What is needed — For the material that follows, list every line containing the word "content".
===== Data for this task =====
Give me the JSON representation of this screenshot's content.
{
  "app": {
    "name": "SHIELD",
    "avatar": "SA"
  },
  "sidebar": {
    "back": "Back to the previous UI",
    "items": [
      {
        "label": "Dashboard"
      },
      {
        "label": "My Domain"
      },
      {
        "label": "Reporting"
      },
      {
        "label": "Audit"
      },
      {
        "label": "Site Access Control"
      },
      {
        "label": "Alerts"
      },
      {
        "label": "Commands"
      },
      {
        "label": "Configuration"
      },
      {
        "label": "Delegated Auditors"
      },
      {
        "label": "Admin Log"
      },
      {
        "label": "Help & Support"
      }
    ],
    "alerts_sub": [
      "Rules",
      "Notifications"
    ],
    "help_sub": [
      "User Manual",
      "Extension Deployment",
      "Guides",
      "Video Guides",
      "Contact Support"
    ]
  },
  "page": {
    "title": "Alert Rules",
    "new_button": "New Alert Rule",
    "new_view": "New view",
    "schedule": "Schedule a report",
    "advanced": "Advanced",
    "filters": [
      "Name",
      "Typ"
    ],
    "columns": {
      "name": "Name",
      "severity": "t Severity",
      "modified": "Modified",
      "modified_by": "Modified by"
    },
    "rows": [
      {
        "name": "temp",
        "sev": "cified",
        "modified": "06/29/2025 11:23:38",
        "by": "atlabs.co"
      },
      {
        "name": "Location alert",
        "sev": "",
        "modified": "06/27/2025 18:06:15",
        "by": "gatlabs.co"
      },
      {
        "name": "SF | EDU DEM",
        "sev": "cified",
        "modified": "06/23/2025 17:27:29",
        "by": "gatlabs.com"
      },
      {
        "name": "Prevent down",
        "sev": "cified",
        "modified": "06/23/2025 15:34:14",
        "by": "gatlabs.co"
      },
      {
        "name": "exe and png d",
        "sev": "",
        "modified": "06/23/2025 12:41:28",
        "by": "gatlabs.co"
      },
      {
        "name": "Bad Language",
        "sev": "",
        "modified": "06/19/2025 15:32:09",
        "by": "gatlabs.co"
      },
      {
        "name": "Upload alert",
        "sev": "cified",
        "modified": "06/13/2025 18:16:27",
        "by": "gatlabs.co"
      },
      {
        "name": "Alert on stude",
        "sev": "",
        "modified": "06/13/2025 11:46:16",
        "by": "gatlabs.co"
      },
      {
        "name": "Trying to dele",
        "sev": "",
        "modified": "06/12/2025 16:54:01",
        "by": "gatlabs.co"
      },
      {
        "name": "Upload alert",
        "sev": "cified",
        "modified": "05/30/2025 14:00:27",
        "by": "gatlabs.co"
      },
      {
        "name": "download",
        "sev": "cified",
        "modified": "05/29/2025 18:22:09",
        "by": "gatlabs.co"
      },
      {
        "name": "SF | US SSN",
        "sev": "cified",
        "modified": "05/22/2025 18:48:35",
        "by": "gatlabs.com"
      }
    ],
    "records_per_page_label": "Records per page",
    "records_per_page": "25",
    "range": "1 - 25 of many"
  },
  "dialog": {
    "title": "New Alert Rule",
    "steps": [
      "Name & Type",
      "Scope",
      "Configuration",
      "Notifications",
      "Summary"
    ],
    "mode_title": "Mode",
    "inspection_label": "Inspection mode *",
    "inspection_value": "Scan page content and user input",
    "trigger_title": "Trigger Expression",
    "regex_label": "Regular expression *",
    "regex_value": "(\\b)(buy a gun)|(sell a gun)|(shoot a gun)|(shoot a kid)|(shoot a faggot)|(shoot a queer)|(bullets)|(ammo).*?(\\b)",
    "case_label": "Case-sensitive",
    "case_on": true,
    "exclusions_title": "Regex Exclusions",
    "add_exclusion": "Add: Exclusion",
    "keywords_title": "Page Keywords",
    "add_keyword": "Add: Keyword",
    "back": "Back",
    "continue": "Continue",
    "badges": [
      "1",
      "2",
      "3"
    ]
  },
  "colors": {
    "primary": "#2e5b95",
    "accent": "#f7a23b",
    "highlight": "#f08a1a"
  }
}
=====
Answer for this exercise —
Give me the JSON representation of this screenshot's content.
    "inspection_value": "Scan page content and user input",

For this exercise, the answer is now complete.